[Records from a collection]
________________

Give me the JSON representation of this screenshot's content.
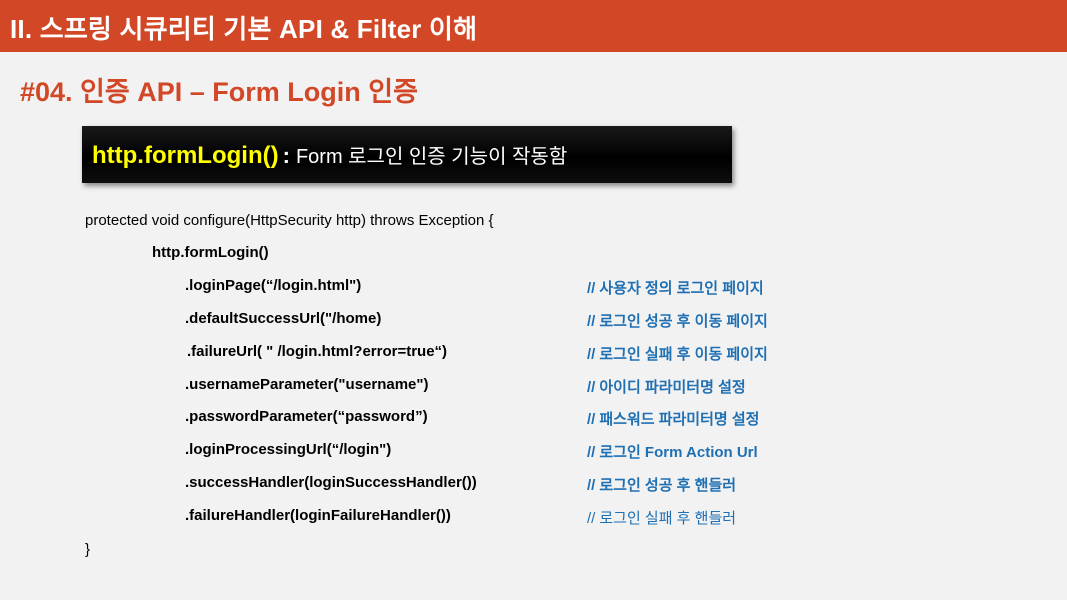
{
  "header": {
    "title": "II. 스프링 시큐리티 기본 API & Filter 이해"
  },
  "section": {
    "title": "#04. 인증 API – Form Login 인증"
  },
  "banner": {
    "code": "http.formLogin()",
    "separator": ":",
    "description": "Form 로그인 인증 기능이 작동함"
  },
  "code": {
    "signature": "protected  void configure(HttpSecurity  http)  throws Exception {",
    "call": "http.formLogin()",
    "closing_brace": "}",
    "lines": [
      {
        "code": ".loginPage(“/login.html\")",
        "comment_prefix": "//",
        "comment": "사용자 정의 로그인 페이지"
      },
      {
        "code": ".defaultSuccessUrl(\"/home)",
        "comment_prefix": "//",
        "comment": "로그인 성공 후 이동 페이지"
      },
      {
        "code": ".failureUrl( \" /login.html?error=true“)",
        "comment_prefix": "//",
        "comment": "로그인 실패 후 이동 페이지"
      },
      {
        "code": ".usernameParameter(\"username\")",
        "comment_prefix": "//",
        "comment": "아이디 파라미터명 설정"
      },
      {
        "code": ".passwordParameter(“password”)",
        "comment_prefix": "//",
        "comment": "패스워드 파라미터명 설정"
      },
      {
        "code": ".loginProcessingUrl(“/login\")",
        "comment_prefix": "//",
        "comment": "로그인 Form Action Url"
      },
      {
        "code": ".successHandler(loginSuccessHandler())",
        "comment_prefix": "//",
        "comment": "로그인 성공 후 핸들러"
      },
      {
        "code": ".failureHandler(loginFailureHandler())",
        "comment_prefix": "//",
        "comment": "로그인 실패 후 핸들러"
      }
    ]
  },
  "colors": {
    "accent": "#d24726",
    "banner_code": "#ffff00",
    "comment": "#1f6fb3"
  }
}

________________

Exactly how many lines contain "http"? State the number and nothing else.

3